■ **Written request**
Transcribe all of the records word for word, but omit the pictures.

■ **Raw records**
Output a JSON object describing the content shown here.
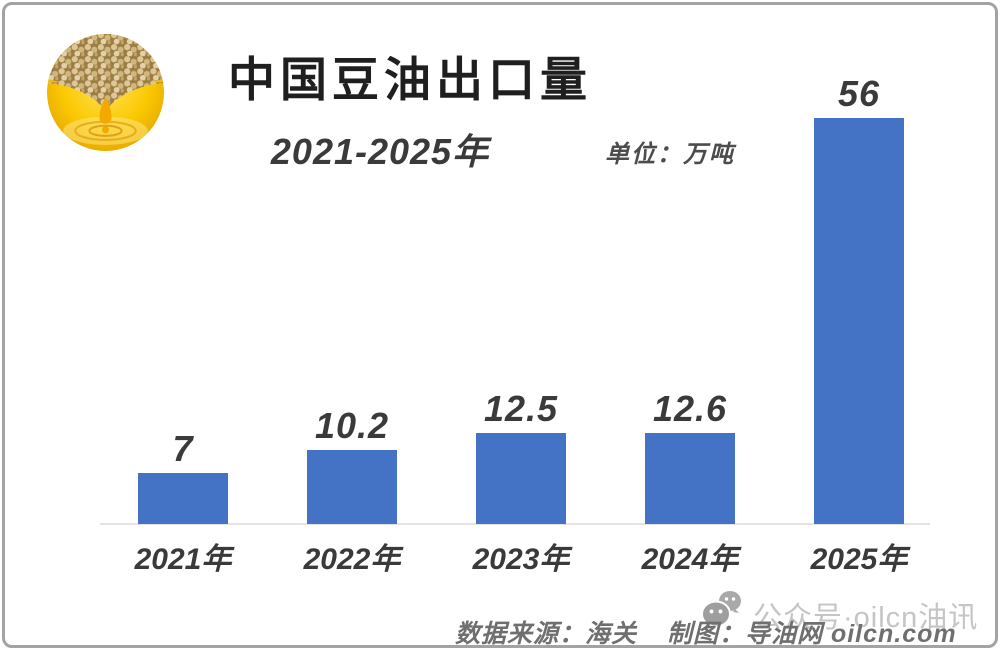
{
  "header": {
    "title": "中国豆油出口量",
    "subtitle": "2021-2025年",
    "unit_label": "单位：万吨"
  },
  "chart_data": {
    "type": "bar",
    "categories": [
      "2021年",
      "2022年",
      "2023年",
      "2024年",
      "2025年"
    ],
    "values": [
      7,
      10.2,
      12.5,
      12.6,
      56
    ],
    "title": "中国豆油出口量",
    "subtitle": "2021-2025年",
    "unit": "万吨",
    "xlabel": "",
    "ylabel": "",
    "ylim": [
      0,
      58
    ],
    "grid": false,
    "legend": false,
    "value_labels_shown": true,
    "bar_color": "#4472c4",
    "label_color": "#3a3a3a",
    "axis_line_color": "#e3e3e3"
  },
  "footer": {
    "source_label": "数据来源：海关",
    "credit_label": "制图：导油网 oilcn.com"
  },
  "watermark": {
    "text": "公众号·oilcn油讯",
    "icon": "wechat-icon",
    "color": "#c5c5c5"
  },
  "branding": {
    "logo_icon": "soybean-oil-logo"
  },
  "colors": {
    "frame_border": "#a3a3a3",
    "background": "#ffffff",
    "title_text": "#1f1f1f",
    "footer_text": "#6f6f6f"
  }
}
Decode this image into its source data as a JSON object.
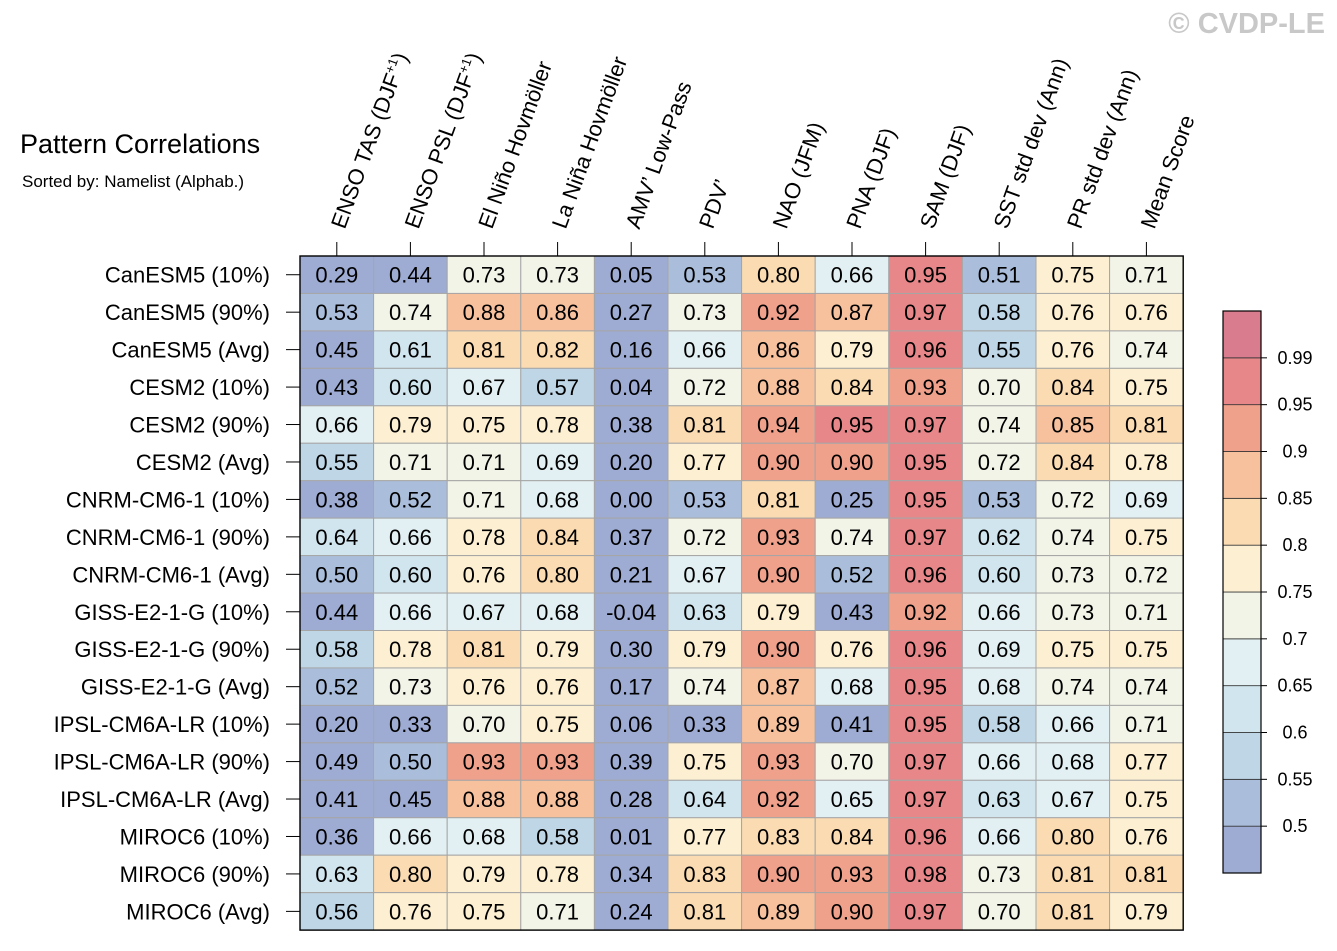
{
  "chart_data": {
    "type": "heatmap",
    "title": "Pattern Correlations",
    "subtitle": "Sorted by: Namelist (Alphab.)",
    "watermark": "© CVDP-LE",
    "columns": [
      "ENSO TAS (DJF+1)",
      "ENSO PSL (DJF+1)",
      "El Niño Hovmöller",
      "La Niña Hovmöller",
      "AMV’ Low-Pass",
      "PDV’",
      "NAO (JFM)",
      "PNA (DJF)",
      "SAM (DJF)",
      "SST std dev (Ann)",
      "PR std dev (Ann)",
      "Mean Score"
    ],
    "rows": [
      "CanESM5 (10%)",
      "CanESM5 (90%)",
      "CanESM5 (Avg)",
      "CESM2 (10%)",
      "CESM2 (90%)",
      "CESM2 (Avg)",
      "CNRM-CM6-1 (10%)",
      "CNRM-CM6-1 (90%)",
      "CNRM-CM6-1 (Avg)",
      "GISS-E2-1-G (10%)",
      "GISS-E2-1-G (90%)",
      "GISS-E2-1-G (Avg)",
      "IPSL-CM6A-LR (10%)",
      "IPSL-CM6A-LR (90%)",
      "IPSL-CM6A-LR (Avg)",
      "MIROC6 (10%)",
      "MIROC6 (90%)",
      "MIROC6 (Avg)"
    ],
    "values": [
      [
        "0.29",
        "0.44",
        "0.73",
        "0.73",
        "0.05",
        "0.53",
        "0.80",
        "0.66",
        "0.95",
        "0.51",
        "0.75",
        "0.71"
      ],
      [
        "0.53",
        "0.74",
        "0.88",
        "0.86",
        "0.27",
        "0.73",
        "0.92",
        "0.87",
        "0.97",
        "0.58",
        "0.76",
        "0.76"
      ],
      [
        "0.45",
        "0.61",
        "0.81",
        "0.82",
        "0.16",
        "0.66",
        "0.86",
        "0.79",
        "0.96",
        "0.55",
        "0.76",
        "0.74"
      ],
      [
        "0.43",
        "0.60",
        "0.67",
        "0.57",
        "0.04",
        "0.72",
        "0.88",
        "0.84",
        "0.93",
        "0.70",
        "0.84",
        "0.75"
      ],
      [
        "0.66",
        "0.79",
        "0.75",
        "0.78",
        "0.38",
        "0.81",
        "0.94",
        "0.95",
        "0.97",
        "0.74",
        "0.85",
        "0.81"
      ],
      [
        "0.55",
        "0.71",
        "0.71",
        "0.69",
        "0.20",
        "0.77",
        "0.90",
        "0.90",
        "0.95",
        "0.72",
        "0.84",
        "0.78"
      ],
      [
        "0.38",
        "0.52",
        "0.71",
        "0.68",
        "0.00",
        "0.53",
        "0.81",
        "0.25",
        "0.95",
        "0.53",
        "0.72",
        "0.69"
      ],
      [
        "0.64",
        "0.66",
        "0.78",
        "0.84",
        "0.37",
        "0.72",
        "0.93",
        "0.74",
        "0.97",
        "0.62",
        "0.74",
        "0.75"
      ],
      [
        "0.50",
        "0.60",
        "0.76",
        "0.80",
        "0.21",
        "0.67",
        "0.90",
        "0.52",
        "0.96",
        "0.60",
        "0.73",
        "0.72"
      ],
      [
        "0.44",
        "0.66",
        "0.67",
        "0.68",
        "-0.04",
        "0.63",
        "0.79",
        "0.43",
        "0.92",
        "0.66",
        "0.73",
        "0.71"
      ],
      [
        "0.58",
        "0.78",
        "0.81",
        "0.79",
        "0.30",
        "0.79",
        "0.90",
        "0.76",
        "0.96",
        "0.69",
        "0.75",
        "0.75"
      ],
      [
        "0.52",
        "0.73",
        "0.76",
        "0.76",
        "0.17",
        "0.74",
        "0.87",
        "0.68",
        "0.95",
        "0.68",
        "0.74",
        "0.74"
      ],
      [
        "0.20",
        "0.33",
        "0.70",
        "0.75",
        "0.06",
        "0.33",
        "0.89",
        "0.41",
        "0.95",
        "0.58",
        "0.66",
        "0.71"
      ],
      [
        "0.49",
        "0.50",
        "0.93",
        "0.93",
        "0.39",
        "0.75",
        "0.93",
        "0.70",
        "0.97",
        "0.66",
        "0.68",
        "0.77"
      ],
      [
        "0.41",
        "0.45",
        "0.88",
        "0.88",
        "0.28",
        "0.64",
        "0.92",
        "0.65",
        "0.97",
        "0.63",
        "0.67",
        "0.75"
      ],
      [
        "0.36",
        "0.66",
        "0.68",
        "0.58",
        "0.01",
        "0.77",
        "0.83",
        "0.84",
        "0.96",
        "0.66",
        "0.80",
        "0.76"
      ],
      [
        "0.63",
        "0.80",
        "0.79",
        "0.78",
        "0.34",
        "0.83",
        "0.90",
        "0.93",
        "0.98",
        "0.73",
        "0.81",
        "0.81"
      ],
      [
        "0.56",
        "0.76",
        "0.75",
        "0.71",
        "0.24",
        "0.81",
        "0.89",
        "0.90",
        "0.97",
        "0.70",
        "0.81",
        "0.79"
      ]
    ],
    "colorbar": {
      "levels": [
        0.5,
        0.55,
        0.6,
        0.65,
        0.7,
        0.75,
        0.8,
        0.85,
        0.9,
        0.95,
        0.99
      ],
      "tick_labels": [
        "0.5",
        "0.55",
        "0.6",
        "0.65",
        "0.7",
        "0.75",
        "0.8",
        "0.85",
        "0.9",
        "0.95",
        "0.99"
      ],
      "colors": [
        "#9eacd4",
        "#aabedc",
        "#bed6e6",
        "#d1e5ee",
        "#e3f0f3",
        "#f2f4e8",
        "#fdf0d2",
        "#fbdcb2",
        "#f7c19e",
        "#f0a18c",
        "#e8878a",
        "#d87c8e"
      ],
      "placement": "right"
    }
  }
}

■ **Final result**
Output a JSON object describing the content shown here.
{
  "header": {
    "title": "中国豆油出口量",
    "subtitle": "2021-2025年",
    "unit_label": "单位：万吨"
  },
  "chart_data": {
    "type": "bar",
    "categories": [
      "2021年",
      "2022年",
      "2023年",
      "2024年",
      "2025年"
    ],
    "values": [
      7,
      10.2,
      12.5,
      12.6,
      56
    ],
    "title": "中国豆油出口量",
    "subtitle": "2021-2025年",
    "unit": "万吨",
    "xlabel": "",
    "ylabel": "",
    "ylim": [
      0,
      58
    ],
    "grid": false,
    "legend": false,
    "value_labels_shown": true,
    "bar_color": "#4472c4",
    "label_color": "#3a3a3a",
    "axis_line_color": "#e3e3e3"
  },
  "footer": {
    "source_label": "数据来源：海关",
    "credit_label": "制图：导油网 oilcn.com"
  },
  "watermark": {
    "text": "公众号·oilcn油讯",
    "icon": "wechat-icon",
    "color": "#c5c5c5"
  },
  "branding": {
    "logo_icon": "soybean-oil-logo"
  },
  "colors": {
    "frame_border": "#a3a3a3",
    "background": "#ffffff",
    "title_text": "#1f1f1f",
    "footer_text": "#6f6f6f"
  }
}
Decode this image into its source data as a JSON object.
{
  "chart_data": {
    "type": "heatmap",
    "title": "Pattern Correlations",
    "subtitle": "Sorted by: Namelist (Alphab.)",
    "watermark": "© CVDP-LE",
    "columns": [
      "ENSO TAS (DJF+1)",
      "ENSO PSL (DJF+1)",
      "El Niño Hovmöller",
      "La Niña Hovmöller",
      "AMV’ Low-Pass",
      "PDV’",
      "NAO (JFM)",
      "PNA (DJF)",
      "SAM (DJF)",
      "SST std dev (Ann)",
      "PR std dev (Ann)",
      "Mean Score"
    ],
    "rows": [
      "CanESM5 (10%)",
      "CanESM5 (90%)",
      "CanESM5 (Avg)",
      "CESM2 (10%)",
      "CESM2 (90%)",
      "CESM2 (Avg)",
      "CNRM-CM6-1 (10%)",
      "CNRM-CM6-1 (90%)",
      "CNRM-CM6-1 (Avg)",
      "GISS-E2-1-G (10%)",
      "GISS-E2-1-G (90%)",
      "GISS-E2-1-G (Avg)",
      "IPSL-CM6A-LR (10%)",
      "IPSL-CM6A-LR (90%)",
      "IPSL-CM6A-LR (Avg)",
      "MIROC6 (10%)",
      "MIROC6 (90%)",
      "MIROC6 (Avg)"
    ],
    "values": [
      [
        "0.29",
        "0.44",
        "0.73",
        "0.73",
        "0.05",
        "0.53",
        "0.80",
        "0.66",
        "0.95",
        "0.51",
        "0.75",
        "0.71"
      ],
      [
        "0.53",
        "0.74",
        "0.88",
        "0.86",
        "0.27",
        "0.73",
        "0.92",
        "0.87",
        "0.97",
        "0.58",
        "0.76",
        "0.76"
      ],
      [
        "0.45",
        "0.61",
        "0.81",
        "0.82",
        "0.16",
        "0.66",
        "0.86",
        "0.79",
        "0.96",
        "0.55",
        "0.76",
        "0.74"
      ],
      [
        "0.43",
        "0.60",
        "0.67",
        "0.57",
        "0.04",
        "0.72",
        "0.88",
        "0.84",
        "0.93",
        "0.70",
        "0.84",
        "0.75"
      ],
      [
        "0.66",
        "0.79",
        "0.75",
        "0.78",
        "0.38",
        "0.81",
        "0.94",
        "0.95",
        "0.97",
        "0.74",
        "0.85",
        "0.81"
      ],
      [
        "0.55",
        "0.71",
        "0.71",
        "0.69",
        "0.20",
        "0.77",
        "0.90",
        "0.90",
        "0.95",
        "0.72",
        "0.84",
        "0.78"
      ],
      [
        "0.38",
        "0.52",
        "0.71",
        "0.68",
        "0.00",
        "0.53",
        "0.81",
        "0.25",
        "0.95",
        "0.53",
        "0.72",
        "0.69"
      ],
      [
        "0.64",
        "0.66",
        "0.78",
        "0.84",
        "0.37",
        "0.72",
        "0.93",
        "0.74",
        "0.97",
        "0.62",
        "0.74",
        "0.75"
      ],
      [
        "0.50",
        "0.60",
        "0.76",
        "0.80",
        "0.21",
        "0.67",
        "0.90",
        "0.52",
        "0.96",
        "0.60",
        "0.73",
        "0.72"
      ],
      [
        "0.44",
        "0.66",
        "0.67",
        "0.68",
        "-0.04",
        "0.63",
        "0.79",
        "0.43",
        "0.92",
        "0.66",
        "0.73",
        "0.71"
      ],
      [
        "0.58",
        "0.78",
        "0.81",
        "0.79",
        "0.30",
        "0.79",
        "0.90",
        "0.76",
        "0.96",
        "0.69",
        "0.75",
        "0.75"
      ],
      [
        "0.52",
        "0.73",
        "0.76",
        "0.76",
        "0.17",
        "0.74",
        "0.87",
        "0.68",
        "0.95",
        "0.68",
        "0.74",
        "0.74"
      ],
      [
        "0.20",
        "0.33",
        "0.70",
        "0.75",
        "0.06",
        "0.33",
        "0.89",
        "0.41",
        "0.95",
        "0.58",
        "0.66",
        "0.71"
      ],
      [
        "0.49",
        "0.50",
        "0.93",
        "0.93",
        "0.39",
        "0.75",
        "0.93",
        "0.70",
        "0.97",
        "0.66",
        "0.68",
        "0.77"
      ],
      [
        "0.41",
        "0.45",
        "0.88",
        "0.88",
        "0.28",
        "0.64",
        "0.92",
        "0.65",
        "0.97",
        "0.63",
        "0.67",
        "0.75"
      ],
      [
        "0.36",
        "0.66",
        "0.68",
        "0.58",
        "0.01",
        "0.77",
        "0.83",
        "0.84",
        "0.96",
        "0.66",
        "0.80",
        "0.76"
      ],
      [
        "0.63",
        "0.80",
        "0.79",
        "0.78",
        "0.34",
        "0.83",
        "0.90",
        "0.93",
        "0.98",
        "0.73",
        "0.81",
        "0.81"
      ],
      [
        "0.56",
        "0.76",
        "0.75",
        "0.71",
        "0.24",
        "0.81",
        "0.89",
        "0.90",
        "0.97",
        "0.70",
        "0.81",
        "0.79"
      ]
    ],
    "colorbar": {
      "levels": [
        0.5,
        0.55,
        0.6,
        0.65,
        0.7,
        0.75,
        0.8,
        0.85,
        0.9,
        0.95,
        0.99
      ],
      "tick_labels": [
        "0.5",
        "0.55",
        "0.6",
        "0.65",
        "0.7",
        "0.75",
        "0.8",
        "0.85",
        "0.9",
        "0.95",
        "0.99"
      ],
      "colors": [
        "#9eacd4",
        "#aabedc",
        "#bed6e6",
        "#d1e5ee",
        "#e3f0f3",
        "#f2f4e8",
        "#fdf0d2",
        "#fbdcb2",
        "#f7c19e",
        "#f0a18c",
        "#e8878a",
        "#d87c8e"
      ],
      "placement": "right"
    }
  }
}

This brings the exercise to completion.